Dataset excerpt:

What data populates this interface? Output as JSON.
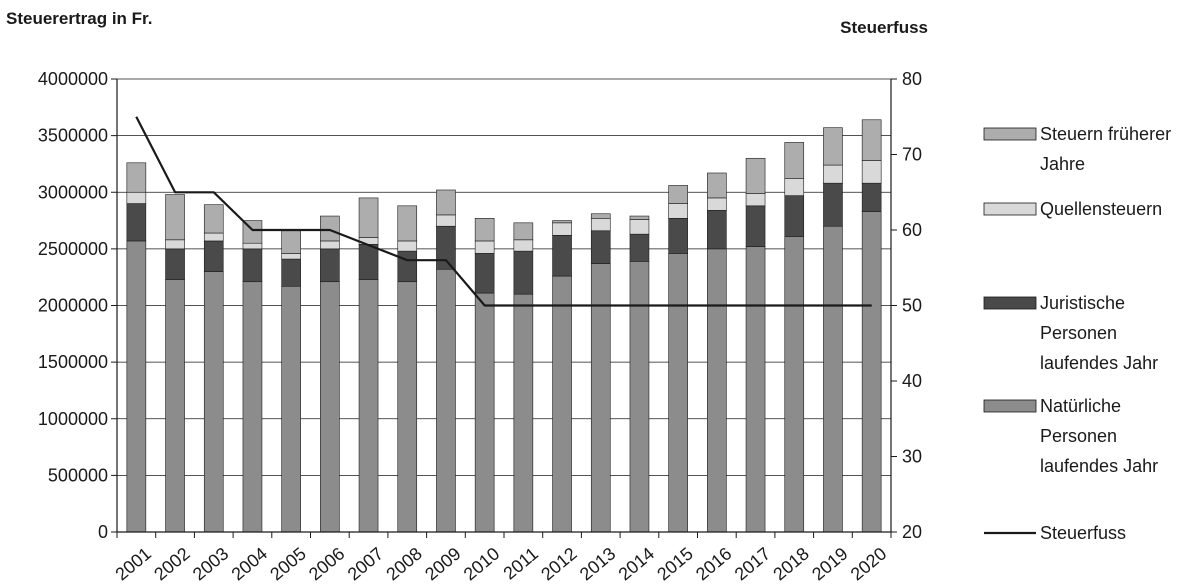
{
  "chart_data": {
    "type": "bar",
    "stacked": true,
    "title_left": "Steuerertrag in Fr.",
    "title_right": "Steuerfuss",
    "categories": [
      "2001",
      "2002",
      "2003",
      "2004",
      "2005",
      "2006",
      "2007",
      "2008",
      "2009",
      "2010",
      "2011",
      "2012",
      "2013",
      "2014",
      "2015",
      "2016",
      "2017",
      "2018",
      "2019",
      "2020"
    ],
    "y_left": {
      "min": 0,
      "max": 4000000,
      "step": 500000,
      "tick_labels": [
        "0",
        "500000",
        "1000000",
        "1500000",
        "2000000",
        "2500000",
        "3000000",
        "3500000",
        "4000000"
      ]
    },
    "y_right": {
      "min": 20,
      "max": 80,
      "step": 10,
      "tick_labels": [
        "20",
        "30",
        "40",
        "50",
        "60",
        "70",
        "80"
      ]
    },
    "grid": true,
    "legend_position": "right",
    "series": [
      {
        "name": "Natürliche Personen laufendes Jahr",
        "color": "#8c8c8c",
        "axis": "left",
        "values": [
          2570000,
          2230000,
          2300000,
          2210000,
          2170000,
          2210000,
          2230000,
          2210000,
          2320000,
          2110000,
          2100000,
          2260000,
          2370000,
          2390000,
          2460000,
          2500000,
          2520000,
          2610000,
          2700000,
          2830000
        ]
      },
      {
        "name": "Juristische Personen laufendes Jahr",
        "color": "#4a4a4a",
        "axis": "left",
        "values": [
          330000,
          270000,
          270000,
          290000,
          240000,
          290000,
          310000,
          270000,
          380000,
          350000,
          380000,
          360000,
          290000,
          240000,
          310000,
          340000,
          360000,
          360000,
          380000,
          250000
        ]
      },
      {
        "name": "Quellensteuern",
        "color": "#d9d9d9",
        "axis": "left",
        "values": [
          100000,
          80000,
          70000,
          50000,
          50000,
          70000,
          60000,
          90000,
          100000,
          110000,
          100000,
          110000,
          110000,
          130000,
          130000,
          110000,
          110000,
          150000,
          160000,
          200000
        ]
      },
      {
        "name": "Steuern früherer Jahre",
        "color": "#adadad",
        "axis": "left",
        "values": [
          260000,
          400000,
          250000,
          200000,
          200000,
          220000,
          350000,
          310000,
          220000,
          200000,
          150000,
          20000,
          40000,
          30000,
          160000,
          220000,
          310000,
          320000,
          330000,
          360000
        ]
      },
      {
        "name": "Steuerfuss",
        "type": "line",
        "color": "#1a1a1a",
        "axis": "right",
        "values": [
          75,
          65,
          65,
          60,
          60,
          60,
          58,
          56,
          56,
          50,
          50,
          50,
          50,
          50,
          50,
          50,
          50,
          50,
          50,
          50
        ]
      }
    ]
  },
  "legend": [
    {
      "key": "fy",
      "lines": [
        "Steuern früherer",
        "Jahre"
      ]
    },
    {
      "key": "q",
      "lines": [
        "Quellensteuern"
      ]
    },
    {
      "key": "jp",
      "lines": [
        "Juristische",
        "Personen",
        "laufendes Jahr"
      ]
    },
    {
      "key": "np",
      "lines": [
        "Natürliche",
        "Personen",
        "laufendes Jahr"
      ]
    },
    {
      "key": "sf",
      "lines": [
        "Steuerfuss"
      ]
    }
  ]
}
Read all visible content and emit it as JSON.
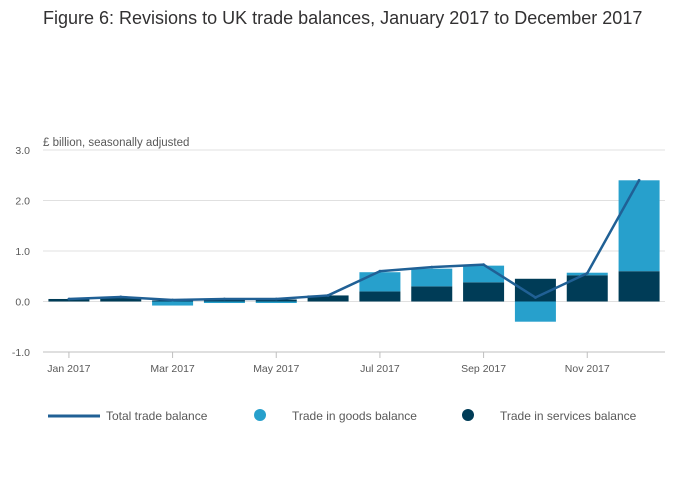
{
  "chart_data": {
    "type": "bar",
    "title": "Figure 6: Revisions to UK trade balances, January 2017 to December 2017",
    "units_label": "£ billion, seasonally adjusted",
    "xlabel": "",
    "ylabel": "£ billion, seasonally adjusted",
    "ylim": [
      -1.0,
      3.0
    ],
    "y_ticks": [
      3.0,
      2.0,
      1.0,
      0.0,
      -1.0
    ],
    "y_tick_labels": [
      "3.0",
      "2.0",
      "1.0",
      "0.0",
      "-1.0"
    ],
    "grid": true,
    "stacked": true,
    "categories": [
      "Jan 2017",
      "Feb 2017",
      "Mar 2017",
      "Apr 2017",
      "May 2017",
      "Jun 2017",
      "Jul 2017",
      "Aug 2017",
      "Sep 2017",
      "Oct 2017",
      "Nov 2017",
      "Dec 2017"
    ],
    "x_tick_labels": [
      "Jan 2017",
      "Mar 2017",
      "May 2017",
      "Jul 2017",
      "Sep 2017",
      "Nov 2017"
    ],
    "series": [
      {
        "name": "Trade in services balance",
        "kind": "bar",
        "color": "#003c57",
        "values": [
          0.05,
          0.07,
          0.02,
          0.04,
          0.04,
          0.12,
          0.2,
          0.3,
          0.38,
          0.45,
          0.52,
          0.6
        ]
      },
      {
        "name": "Trade in goods balance",
        "kind": "bar",
        "color": "#27a0cc",
        "values": [
          0.0,
          0.0,
          -0.08,
          -0.03,
          -0.03,
          0.0,
          0.38,
          0.35,
          0.33,
          -0.4,
          0.05,
          1.8
        ]
      },
      {
        "name": "Total trade balance",
        "kind": "line",
        "color": "#206095",
        "values": [
          0.05,
          0.09,
          0.03,
          0.05,
          0.05,
          0.12,
          0.6,
          0.68,
          0.73,
          0.08,
          0.56,
          2.4
        ]
      }
    ],
    "legend": {
      "placement": "bottom",
      "items": [
        "Total trade balance",
        "Trade in goods balance",
        "Trade in services balance"
      ]
    }
  },
  "colors": {
    "services": "#003c57",
    "goods": "#27a0cc",
    "total": "#206095",
    "grid": "#e0e0e0",
    "axis": "#bfbfbf"
  }
}
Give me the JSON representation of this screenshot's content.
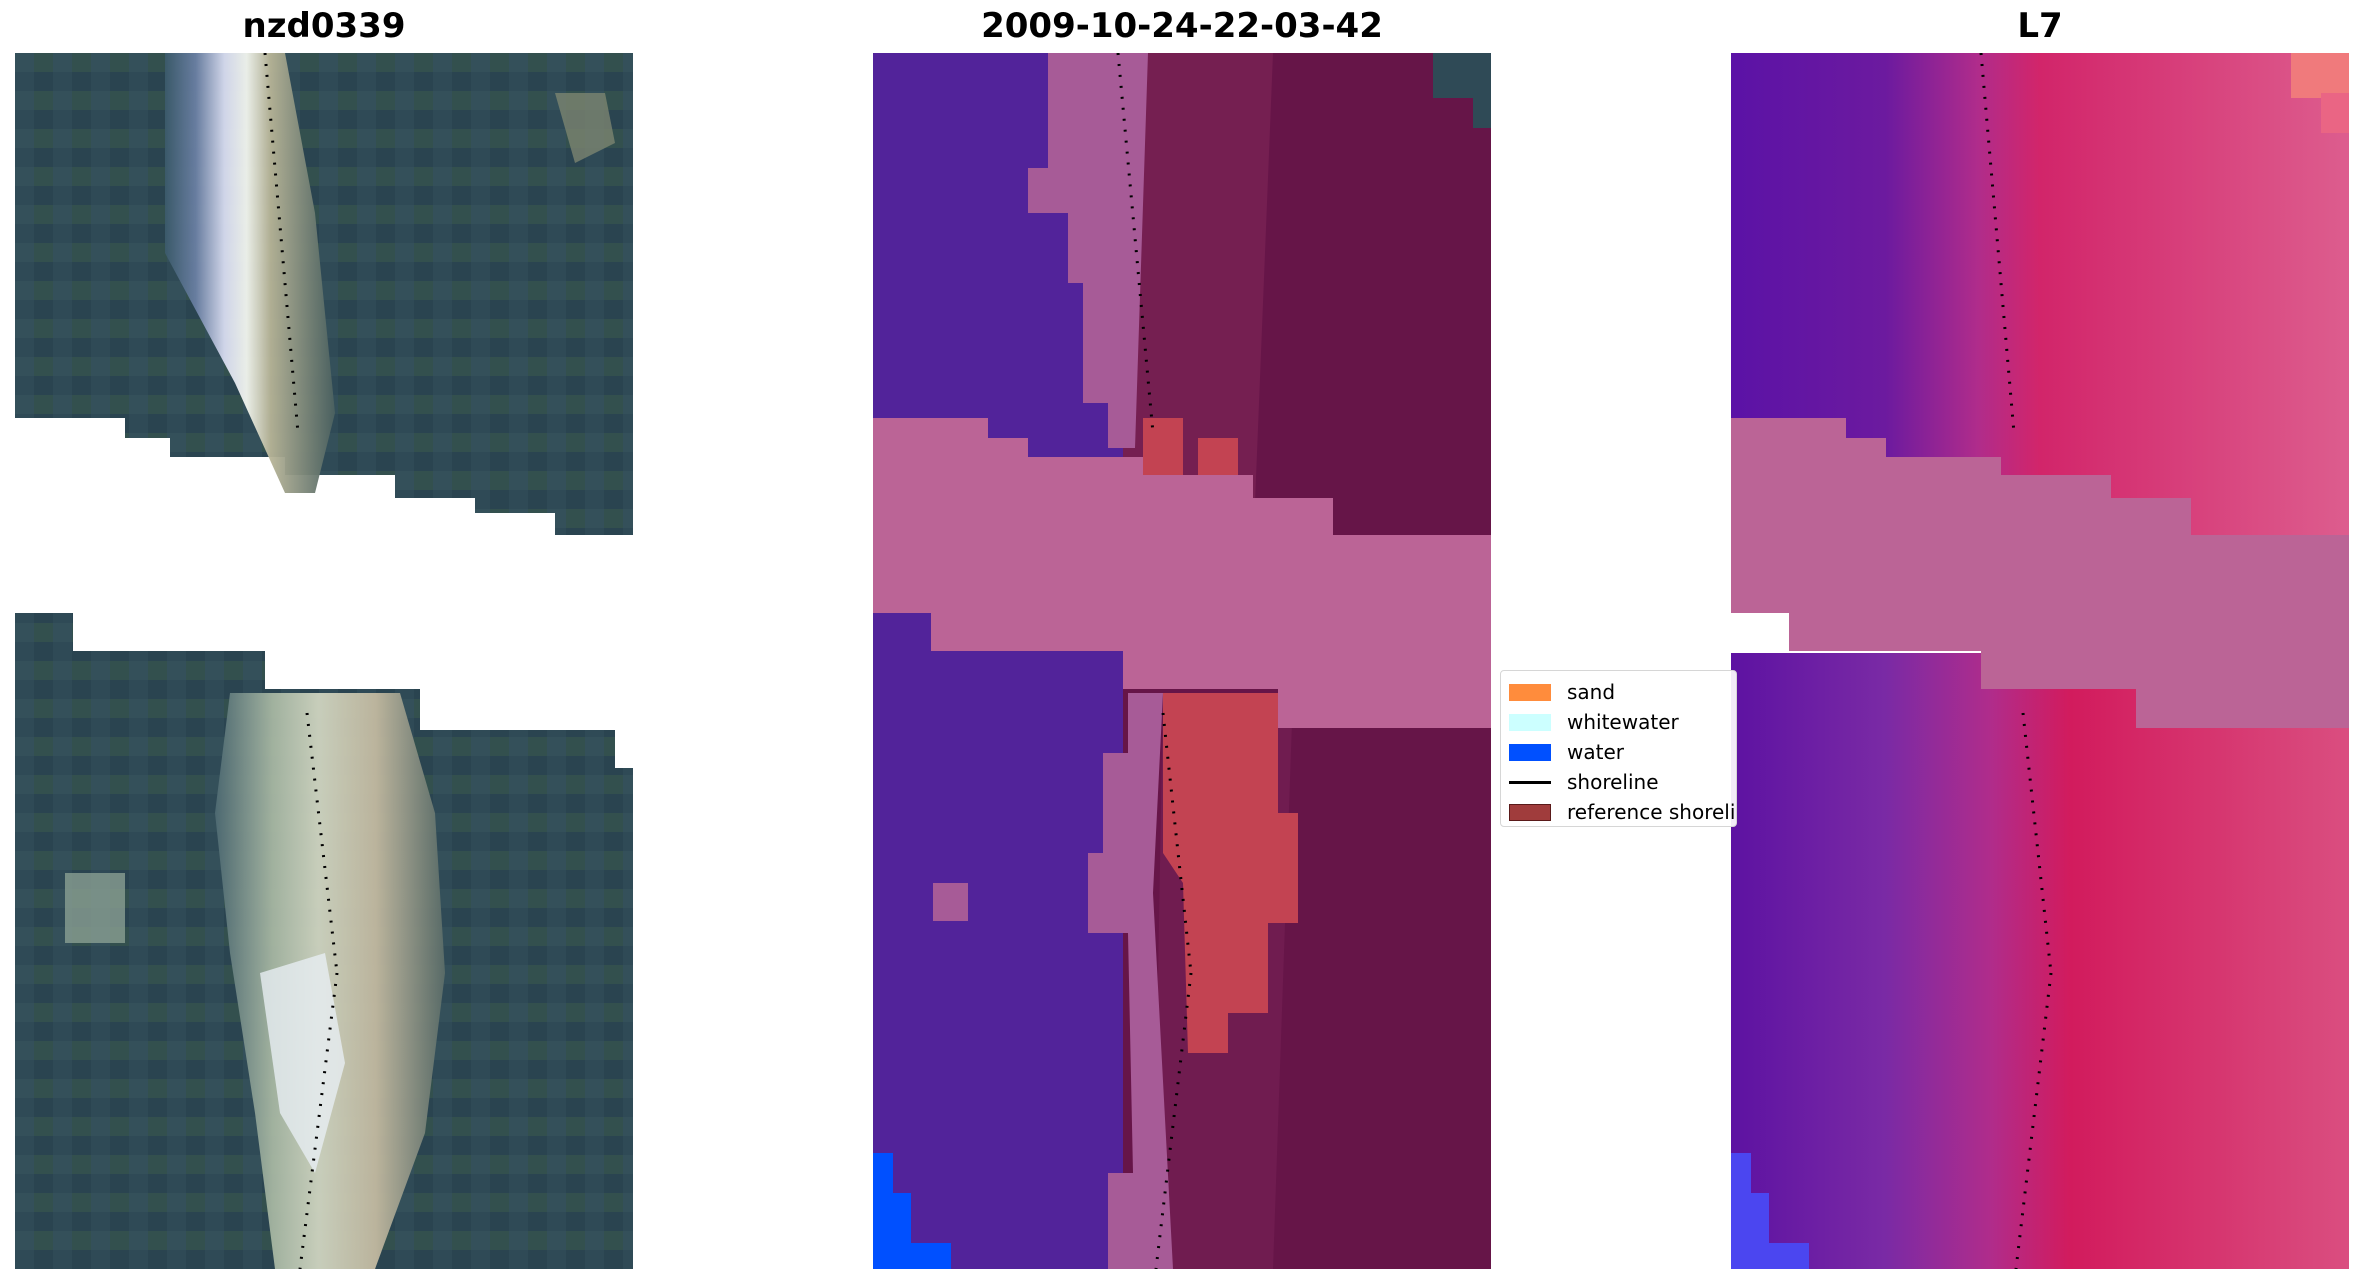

Problem description
Select every line of the material above holding the word "Juristische" and copy it.

Written response
        "name": "Juristische Personen laufendes Jahr",
        "Juristische",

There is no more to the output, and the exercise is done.